• [Problem details]: Entries follow. Set all of them down as they stand.

• [The input]:
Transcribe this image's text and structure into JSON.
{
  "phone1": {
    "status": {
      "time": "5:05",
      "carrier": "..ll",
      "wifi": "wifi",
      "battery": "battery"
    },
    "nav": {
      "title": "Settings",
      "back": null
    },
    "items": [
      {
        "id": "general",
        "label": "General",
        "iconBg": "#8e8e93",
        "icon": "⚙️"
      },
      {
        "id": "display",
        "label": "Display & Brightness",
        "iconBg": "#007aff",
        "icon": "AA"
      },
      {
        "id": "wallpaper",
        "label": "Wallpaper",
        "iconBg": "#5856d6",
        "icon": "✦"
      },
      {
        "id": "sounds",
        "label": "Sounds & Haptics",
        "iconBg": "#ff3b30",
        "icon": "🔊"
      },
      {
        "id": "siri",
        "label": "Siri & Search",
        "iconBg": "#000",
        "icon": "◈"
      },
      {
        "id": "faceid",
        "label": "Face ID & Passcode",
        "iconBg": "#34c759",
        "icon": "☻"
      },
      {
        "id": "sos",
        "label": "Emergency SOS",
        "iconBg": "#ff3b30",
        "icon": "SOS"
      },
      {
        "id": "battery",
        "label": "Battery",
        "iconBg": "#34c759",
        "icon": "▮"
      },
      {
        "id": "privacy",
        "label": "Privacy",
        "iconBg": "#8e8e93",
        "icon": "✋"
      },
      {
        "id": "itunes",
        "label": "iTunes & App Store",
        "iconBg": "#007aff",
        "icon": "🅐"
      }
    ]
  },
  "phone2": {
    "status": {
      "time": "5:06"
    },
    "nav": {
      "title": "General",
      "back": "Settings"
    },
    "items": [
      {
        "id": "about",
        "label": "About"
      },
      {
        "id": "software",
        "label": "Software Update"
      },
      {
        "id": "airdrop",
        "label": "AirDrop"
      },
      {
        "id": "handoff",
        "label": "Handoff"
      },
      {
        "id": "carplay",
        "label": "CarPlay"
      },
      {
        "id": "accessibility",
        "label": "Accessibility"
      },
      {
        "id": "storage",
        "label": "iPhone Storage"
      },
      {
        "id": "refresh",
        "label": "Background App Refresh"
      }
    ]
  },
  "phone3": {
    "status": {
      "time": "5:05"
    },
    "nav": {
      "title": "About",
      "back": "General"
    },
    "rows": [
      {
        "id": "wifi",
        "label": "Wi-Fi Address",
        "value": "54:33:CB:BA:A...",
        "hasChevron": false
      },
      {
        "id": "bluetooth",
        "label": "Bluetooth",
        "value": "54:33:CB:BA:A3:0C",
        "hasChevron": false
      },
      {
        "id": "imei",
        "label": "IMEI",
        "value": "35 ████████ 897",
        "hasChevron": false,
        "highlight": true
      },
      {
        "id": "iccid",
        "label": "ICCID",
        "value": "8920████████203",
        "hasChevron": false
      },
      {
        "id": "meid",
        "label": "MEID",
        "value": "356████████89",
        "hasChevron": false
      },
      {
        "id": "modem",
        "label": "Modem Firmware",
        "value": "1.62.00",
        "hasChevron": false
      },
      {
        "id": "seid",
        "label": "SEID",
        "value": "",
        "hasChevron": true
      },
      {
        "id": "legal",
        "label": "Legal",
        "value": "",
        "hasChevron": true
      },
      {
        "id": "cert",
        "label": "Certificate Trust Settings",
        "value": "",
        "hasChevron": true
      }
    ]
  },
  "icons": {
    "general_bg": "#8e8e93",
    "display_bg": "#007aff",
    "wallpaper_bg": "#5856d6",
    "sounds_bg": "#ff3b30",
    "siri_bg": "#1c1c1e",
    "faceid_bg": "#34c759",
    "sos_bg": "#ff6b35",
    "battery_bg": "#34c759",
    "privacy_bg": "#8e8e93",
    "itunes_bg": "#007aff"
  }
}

• [Solution for this problem]:
Transcribe this image's text and structure into JSON.
{
  "phone1": {
    "status": {
      "time": "5:05",
      "carrier": "..ll",
      "wifi": "wifi",
      "battery": "battery"
    },
    "nav": {
      "title": "Settings",
      "back": null
    },
    "items": [
      {
        "id": "general",
        "label": "General",
        "iconBg": "#8e8e93",
        "icon": "⚙️"
      },
      {
        "id": "display",
        "label": "Display & Brightness",
        "iconBg": "#007aff",
        "icon": "AA"
      },
      {
        "id": "wallpaper",
        "label": "Wallpaper",
        "iconBg": "#5856d6",
        "icon": "✦"
      },
      {
        "id": "sounds",
        "label": "Sounds & Haptics",
        "iconBg": "#ff3b30",
        "icon": "🔊"
      },
      {
        "id": "siri",
        "label": "Siri & Search",
        "iconBg": "#000",
        "icon": "◈"
      },
      {
        "id": "faceid",
        "label": "Face ID & Passcode",
        "iconBg": "#34c759",
        "icon": "☻"
      },
      {
        "id": "sos",
        "label": "Emergency SOS",
        "iconBg": "#ff3b30",
        "icon": "SOS"
      },
      {
        "id": "battery",
        "label": "Battery",
        "iconBg": "#34c759",
        "icon": "▮"
      },
      {
        "id": "privacy",
        "label": "Privacy",
        "iconBg": "#8e8e93",
        "icon": "✋"
      },
      {
        "id": "itunes",
        "label": "iTunes & App Store",
        "iconBg": "#007aff",
        "icon": "🅐"
      }
    ]
  },
  "phone2": {
    "status": {
      "time": "5:06"
    },
    "nav": {
      "title": "General",
      "back": "Settings"
    },
    "items": [
      {
        "id": "about",
        "label": "About"
      },
      {
        "id": "software",
        "label": "Software Update"
      },
      {
        "id": "airdrop",
        "label": "AirDrop"
      },
      {
        "id": "handoff",
        "label": "Handoff"
      },
      {
        "id": "carplay",
        "label": "CarPlay"
      },
      {
        "id": "accessibility",
        "label": "Accessibility"
      },
      {
        "id": "storage",
        "label": "iPhone Storage"
      },
      {
        "id": "refresh",
        "label": "Background App Refresh"
      }
    ]
  },
  "phone3": {
    "status": {
      "time": "5:05"
    },
    "nav": {
      "title": "About",
      "back": "General"
    },
    "rows": [
      {
        "id": "wifi",
        "label": "Wi-Fi Address",
        "value": "54:33:CB:BA:A...",
        "hasChevron": false
      },
      {
        "id": "bluetooth",
        "label": "Bluetooth",
        "value": "54:33:CB:BA:A3:0C",
        "hasChevron": false
      },
      {
        "id": "imei",
        "label": "IMEI",
        "value": "35 ████████ 897",
        "hasChevron": false,
        "highlight": true
      },
      {
        "id": "iccid",
        "label": "ICCID",
        "value": "8920████████203",
        "hasChevron": false
      },
      {
        "id": "meid",
        "label": "MEID",
        "value": "356████████89",
        "hasChevron": false
      },
      {
        "id": "modem",
        "label": "Modem Firmware",
        "value": "1.62.00",
        "hasChevron": false
      },
      {
        "id": "seid",
        "label": "SEID",
        "value": "",
        "hasChevron": true
      },
      {
        "id": "legal",
        "label": "Legal",
        "value": "",
        "hasChevron": true
      },
      {
        "id": "cert",
        "label": "Certificate Trust Settings",
        "value": "",
        "hasChevron": true
      }
    ]
  },
  "icons": {
    "general_bg": "#8e8e93",
    "display_bg": "#007aff",
    "wallpaper_bg": "#5856d6",
    "sounds_bg": "#ff3b30",
    "siri_bg": "#1c1c1e",
    "faceid_bg": "#34c759",
    "sos_bg": "#ff6b35",
    "battery_bg": "#34c759",
    "privacy_bg": "#8e8e93",
    "itunes_bg": "#007aff"
  }
}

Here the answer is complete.